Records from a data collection
========================================================================

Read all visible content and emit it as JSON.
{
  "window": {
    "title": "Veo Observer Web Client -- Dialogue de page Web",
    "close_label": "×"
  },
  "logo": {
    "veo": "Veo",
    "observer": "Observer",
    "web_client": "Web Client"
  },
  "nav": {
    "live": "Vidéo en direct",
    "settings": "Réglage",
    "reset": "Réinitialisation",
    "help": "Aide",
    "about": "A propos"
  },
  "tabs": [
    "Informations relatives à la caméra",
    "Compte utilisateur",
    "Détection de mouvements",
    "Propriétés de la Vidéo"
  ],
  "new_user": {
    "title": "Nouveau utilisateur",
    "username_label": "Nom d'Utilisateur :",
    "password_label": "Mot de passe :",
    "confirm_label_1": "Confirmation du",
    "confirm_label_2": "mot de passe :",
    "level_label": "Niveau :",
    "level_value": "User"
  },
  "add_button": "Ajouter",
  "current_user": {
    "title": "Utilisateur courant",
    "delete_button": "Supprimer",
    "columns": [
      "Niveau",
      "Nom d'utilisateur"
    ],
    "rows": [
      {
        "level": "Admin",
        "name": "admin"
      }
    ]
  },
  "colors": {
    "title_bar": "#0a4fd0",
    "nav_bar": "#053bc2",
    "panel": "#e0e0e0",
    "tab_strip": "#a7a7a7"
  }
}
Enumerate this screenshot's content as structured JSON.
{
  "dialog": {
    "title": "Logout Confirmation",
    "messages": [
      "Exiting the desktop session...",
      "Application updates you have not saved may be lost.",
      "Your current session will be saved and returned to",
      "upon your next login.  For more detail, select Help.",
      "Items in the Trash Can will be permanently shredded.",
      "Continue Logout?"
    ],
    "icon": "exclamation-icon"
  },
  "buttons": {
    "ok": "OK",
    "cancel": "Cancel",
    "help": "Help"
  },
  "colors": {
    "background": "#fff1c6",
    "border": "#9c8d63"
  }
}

========================================================================

**What you have to do:**
Copy out the whole listing exactly as written.

**Answer below:**
Read all visible content and emit it as JSON.
{
  "window": {
    "title": "Veo Observer Web Client -- Dialogue de page Web",
    "close_label": "×"
  },
  "logo": {
    "veo": "Veo",
    "observer": "Observer",
    "web_client": "Web Client"
  },
  "nav": {
    "live": "Vidéo en direct",
    "settings": "Réglage",
    "reset": "Réinitialisation",
    "help": "Aide",
    "about": "A propos"
  },
  "tabs": [
    "Informations relatives à la caméra",
    "Compte utilisateur",
    "Détection de mouvements",
    "Propriétés de la Vidéo"
  ],
  "new_user": {
    "title": "Nouveau utilisateur",
    "username_label": "Nom d'Utilisateur :",
    "password_label": "Mot de passe :",
    "confirm_label_1": "Confirmation du",
    "confirm_label_2": "mot de passe :",
    "level_label": "Niveau :",
    "level_value": "User"
  },
  "add_button": "Ajouter",
  "current_user": {
    "title": "Utilisateur courant",
    "delete_button": "Supprimer",
    "columns": [
      "Niveau",
      "Nom d'utilisateur"
    ],
    "rows": [
      {
        "level": "Admin",
        "name": "admin"
      }
    ]
  },
  "colors": {
    "title_bar": "#0a4fd0",
    "nav_bar": "#053bc2",
    "panel": "#e0e0e0",
    "tab_strip": "#a7a7a7"
  }
}
Enumerate this screenshot's content as structured JSON.
{
  "dialog": {
    "title": "Logout Confirmation",
    "messages": [
      "Exiting the desktop session...",
      "Application updates you have not saved may be lost.",
      "Your current session will be saved and returned to",
      "upon your next login.  For more detail, select Help.",
      "Items in the Trash Can will be permanently shredded.",
      "Continue Logout?"
    ],
    "icon": "exclamation-icon"
  },
  "buttons": {
    "ok": "OK",
    "cancel": "Cancel",
    "help": "Help"
  },
  "colors": {
    "background": "#fff1c6",
    "border": "#9c8d63"
  }
}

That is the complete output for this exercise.